## Exercise prompt
Repeat the records in full and exactly, omitting pictures.
==== Data shown ====
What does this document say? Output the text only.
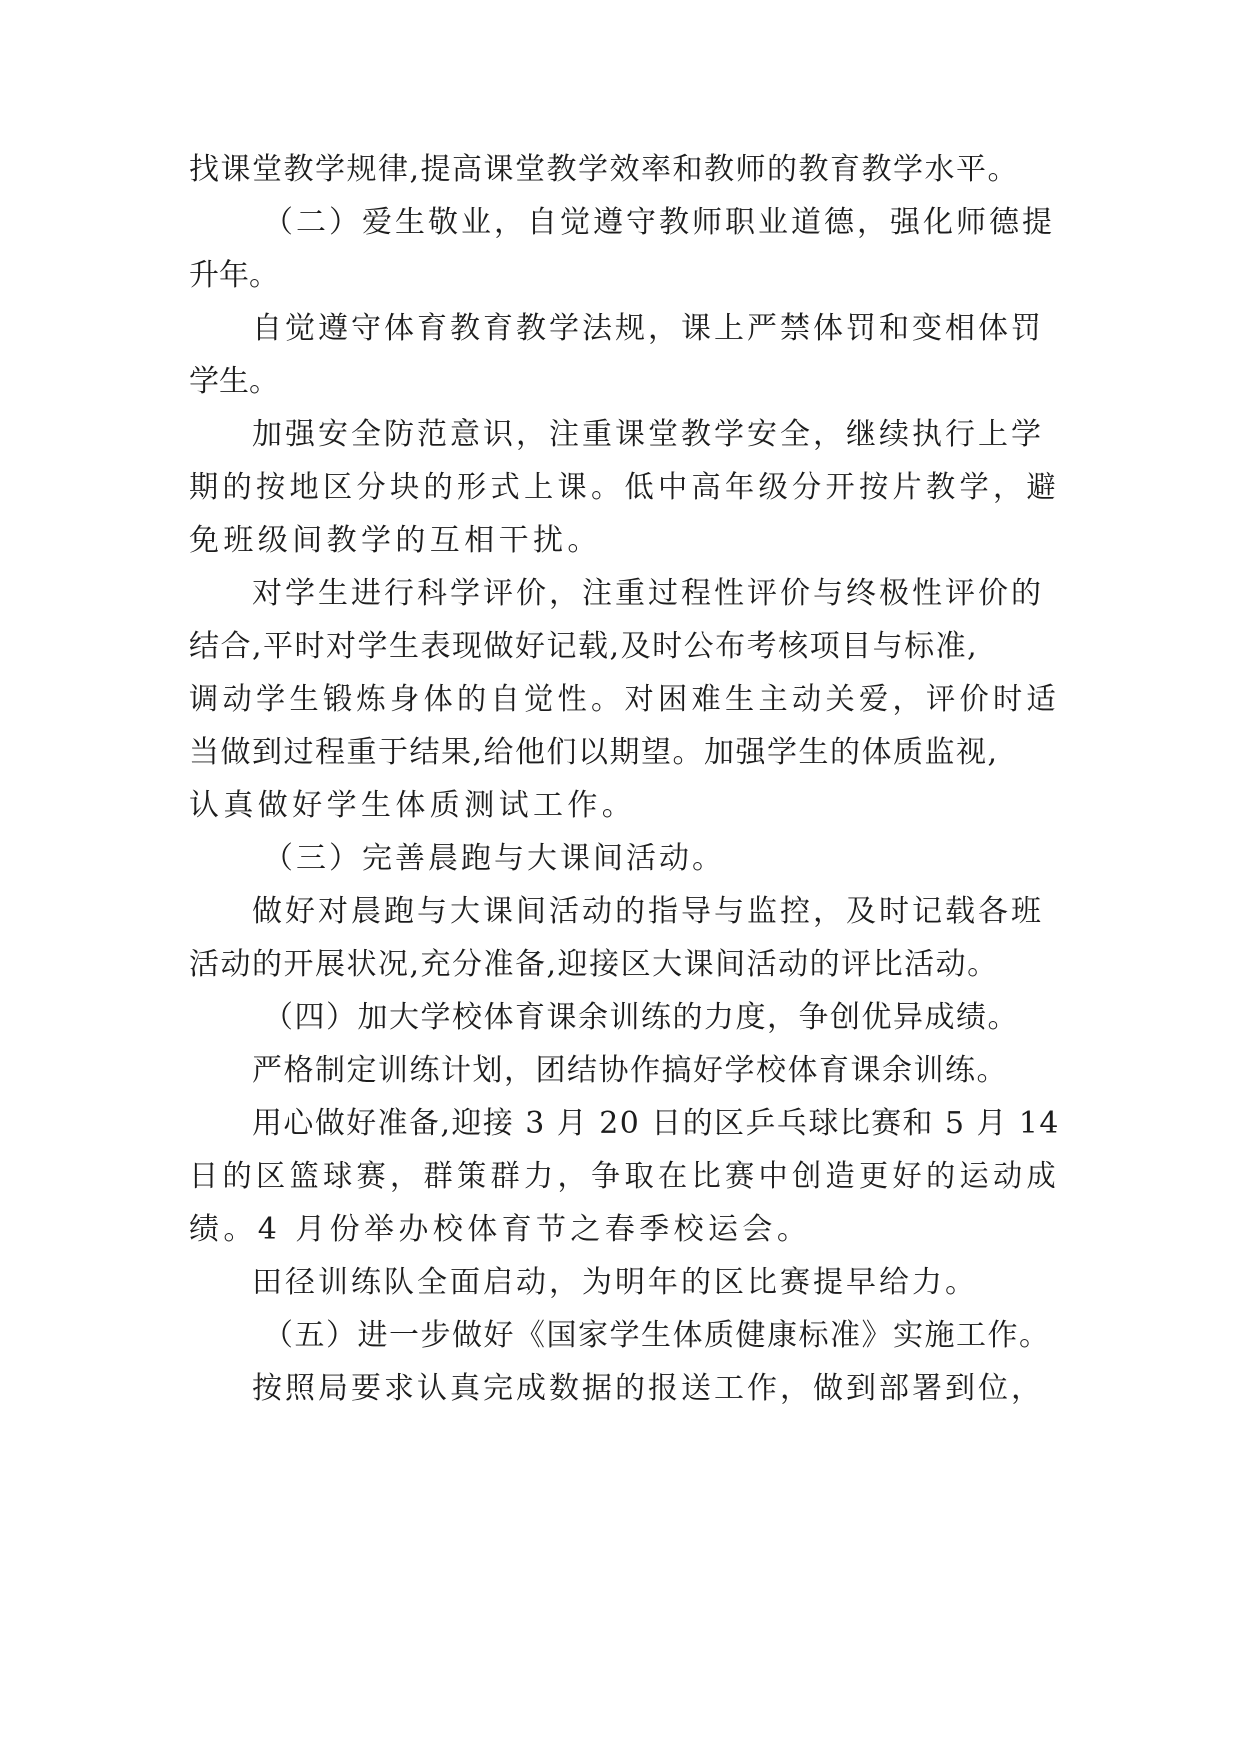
找课堂教学规律,提高课堂教学效率和教师的教育教学水平。
（二）爱生敬业，自觉遵守教师职业道德，强化师德提
升年。
自觉遵守体育教育教学法规，课上严禁体罚和变相体罚
学生。
加强安全防范意识，注重课堂教学安全，继续执行上学
期的按地区分块的形式上课。低中高年级分开按片教学，避
免班级间教学的互相干扰。
对学生进行科学评价，注重过程性评价与终极性评价的
结合,平时对学生表现做好记载,及时公布考核项目与标准,
调动学生锻炼身体的自觉性。对困难生主动关爱，评价时适
当做到过程重于结果,给他们以期望。加强学生的体质监视,
认真做好学生体质测试工作。
（三）完善晨跑与大课间活动。
做好对晨跑与大课间活动的指导与监控，及时记载各班
活动的开展状况,充分准备,迎接区大课间活动的评比活动。
（四）加大学校体育课余训练的力度，争创优异成绩。
严格制定训练计划，团结协作搞好学校体育课余训练。
用心做好准备,迎接 3 月 20 日的区乒乓球比赛和 5 月 14
日的区篮球赛，群策群力，争取在比赛中创造更好的运动成
绩。4 月份举办校体育节之春季校运会。
田径训练队全面启动，为明年的区比赛提早给力。
（五）进一步做好《国家学生体质健康标准》实施工作。
按照局要求认真完成数据的报送工作，做到部署到位，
====
## Full output
What does this document say? Output the text only.
找课堂教学规律,提高课堂教学效率和教师的教育教学水平。
（二）爱生敬业，自觉遵守教师职业道德，强化师德提
升年。
自觉遵守体育教育教学法规，课上严禁体罚和变相体罚
学生。
加强安全防范意识，注重课堂教学安全，继续执行上学
期的按地区分块的形式上课。低中高年级分开按片教学，避
免班级间教学的互相干扰。
对学生进行科学评价，注重过程性评价与终极性评价的
结合,平时对学生表现做好记载,及时公布考核项目与标准,
调动学生锻炼身体的自觉性。对困难生主动关爱，评价时适
当做到过程重于结果,给他们以期望。加强学生的体质监视,
认真做好学生体质测试工作。
（三）完善晨跑与大课间活动。
做好对晨跑与大课间活动的指导与监控，及时记载各班
活动的开展状况,充分准备,迎接区大课间活动的评比活动。
（四）加大学校体育课余训练的力度，争创优异成绩。
严格制定训练计划，团结协作搞好学校体育课余训练。
用心做好准备,迎接 3 月 20 日的区乒乓球比赛和 5 月 14
日的区篮球赛，群策群力，争取在比赛中创造更好的运动成
绩。4 月份举办校体育节之春季校运会。
田径训练队全面启动，为明年的区比赛提早给力。
（五）进一步做好《国家学生体质健康标准》实施工作。
按照局要求认真完成数据的报送工作，做到部署到位，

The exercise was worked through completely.